**Written problem**. Write each line out again exactly as written.

**Figure data in JSON**.
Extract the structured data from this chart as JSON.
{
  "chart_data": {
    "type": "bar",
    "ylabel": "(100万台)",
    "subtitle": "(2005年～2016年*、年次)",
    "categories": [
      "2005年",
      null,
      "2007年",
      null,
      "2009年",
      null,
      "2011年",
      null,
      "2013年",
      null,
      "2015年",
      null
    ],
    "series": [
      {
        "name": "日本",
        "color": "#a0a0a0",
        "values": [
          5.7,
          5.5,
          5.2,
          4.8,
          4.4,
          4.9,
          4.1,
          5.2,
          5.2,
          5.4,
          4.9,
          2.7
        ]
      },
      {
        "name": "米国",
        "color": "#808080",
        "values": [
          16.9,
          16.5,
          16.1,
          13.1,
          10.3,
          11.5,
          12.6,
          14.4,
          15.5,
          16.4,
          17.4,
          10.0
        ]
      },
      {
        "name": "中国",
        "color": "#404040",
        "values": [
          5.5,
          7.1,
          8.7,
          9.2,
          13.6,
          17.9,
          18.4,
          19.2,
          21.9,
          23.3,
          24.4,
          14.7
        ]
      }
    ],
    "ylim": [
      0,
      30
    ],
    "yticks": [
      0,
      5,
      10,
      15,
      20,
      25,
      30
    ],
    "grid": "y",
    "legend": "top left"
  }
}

**Problem solution**.
Extract the structured data from this chart as JSON.
{
  "chart_data": {
    "type": "bar",
    "ylabel": "(100万台)",
    "subtitle": "(2005年～2016年*、年次)",
    "categories": [
      "2005年",
      null,
      "2007年",
      null,
      "2009年",
      null,
      "2011年",
      null,
      "2013年",
      null,
      "2015年",
      null
    ],
    "series": [
      {
        "name": "日本",
        "color": "#a0a0a0",
        "values": [
          5.7,
          5.5,
          5.2,
          4.8,
          4.4,
          4.9,
          4.1,
          5.2,
          5.2,
          5.4,
          4.9,
          2.7
        ]
      },
      {
        "name": "米国",
        "color": "#808080",
        "values": [
          16.9,
          16.5,
          16.1,
          13.1,
          10.3,
          11.5,
          12.6,
          14.4,
          15.5,
          16.4,
          17.4,
          10.0
        ]
      },
      {
        "name": "中国",
        "color": "#404040",
        "values": [
          5.5,
          7.1,
          8.7,
          9.2,
          13.6,
          17.9,
          18.4,
          19.2,
          21.9,
          23.3,
          24.4,
          14.7
        ]
      }
    ],
    "ylim": [
      0,
      30
    ],
    "yticks": [
      0,
      5,
      10,
      15,
      20,
      25,
      30
    ],
    "grid": "y",
    "legend": "top left"
  }
}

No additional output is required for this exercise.